### Exercise data ###
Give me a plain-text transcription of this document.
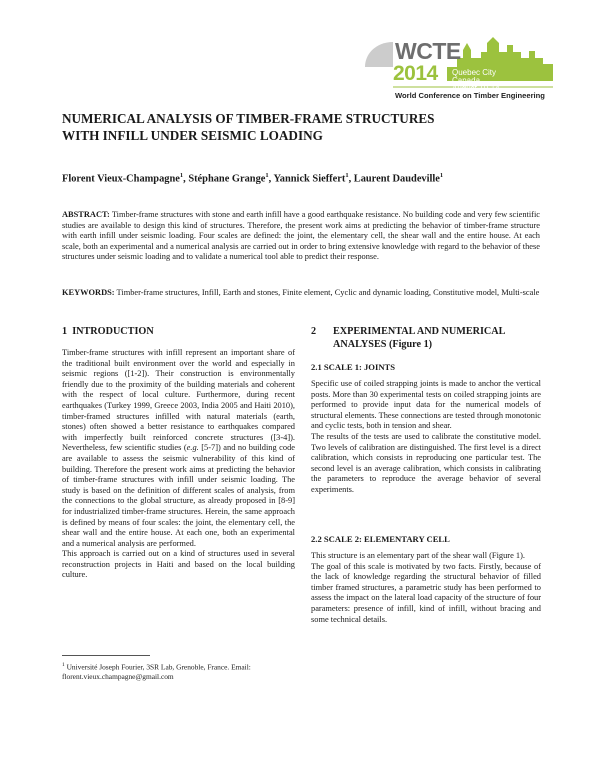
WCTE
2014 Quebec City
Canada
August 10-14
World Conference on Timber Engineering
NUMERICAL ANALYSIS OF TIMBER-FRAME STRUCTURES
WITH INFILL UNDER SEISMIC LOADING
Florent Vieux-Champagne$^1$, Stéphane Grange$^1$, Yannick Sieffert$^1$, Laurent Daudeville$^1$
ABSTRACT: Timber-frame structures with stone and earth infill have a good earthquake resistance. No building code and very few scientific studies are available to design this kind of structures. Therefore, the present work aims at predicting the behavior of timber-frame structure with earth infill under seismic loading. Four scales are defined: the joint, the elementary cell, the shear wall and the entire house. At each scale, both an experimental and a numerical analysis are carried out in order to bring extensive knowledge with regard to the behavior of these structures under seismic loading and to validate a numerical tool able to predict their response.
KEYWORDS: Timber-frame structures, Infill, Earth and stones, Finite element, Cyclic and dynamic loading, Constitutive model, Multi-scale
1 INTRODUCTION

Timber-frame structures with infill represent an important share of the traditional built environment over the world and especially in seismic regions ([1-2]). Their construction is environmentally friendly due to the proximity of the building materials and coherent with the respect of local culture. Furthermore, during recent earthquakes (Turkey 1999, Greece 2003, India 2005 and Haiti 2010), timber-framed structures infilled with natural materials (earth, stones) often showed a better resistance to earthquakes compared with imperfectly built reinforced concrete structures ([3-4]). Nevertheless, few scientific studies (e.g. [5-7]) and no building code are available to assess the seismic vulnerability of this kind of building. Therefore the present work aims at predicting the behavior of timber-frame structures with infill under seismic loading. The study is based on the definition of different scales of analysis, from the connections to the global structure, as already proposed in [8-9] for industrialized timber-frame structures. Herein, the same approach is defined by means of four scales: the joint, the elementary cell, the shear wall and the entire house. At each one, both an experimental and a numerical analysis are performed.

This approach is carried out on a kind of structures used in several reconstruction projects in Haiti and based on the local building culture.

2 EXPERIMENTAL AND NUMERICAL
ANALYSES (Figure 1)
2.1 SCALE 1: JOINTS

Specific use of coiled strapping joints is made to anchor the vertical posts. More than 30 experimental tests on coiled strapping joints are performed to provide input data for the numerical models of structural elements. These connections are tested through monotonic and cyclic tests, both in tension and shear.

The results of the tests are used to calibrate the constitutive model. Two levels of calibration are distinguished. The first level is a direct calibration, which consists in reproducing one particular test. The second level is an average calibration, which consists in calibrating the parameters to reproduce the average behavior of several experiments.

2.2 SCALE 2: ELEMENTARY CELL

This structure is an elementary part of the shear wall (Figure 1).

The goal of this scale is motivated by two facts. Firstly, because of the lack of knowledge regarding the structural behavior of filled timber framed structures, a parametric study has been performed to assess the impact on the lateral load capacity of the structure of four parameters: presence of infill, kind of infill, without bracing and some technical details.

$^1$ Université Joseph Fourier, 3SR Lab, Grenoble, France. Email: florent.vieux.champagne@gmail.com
###
#### Work required
Counting only lines of the data above that hold "approach", report the total and nothing else.

#### Answer to the exercise
2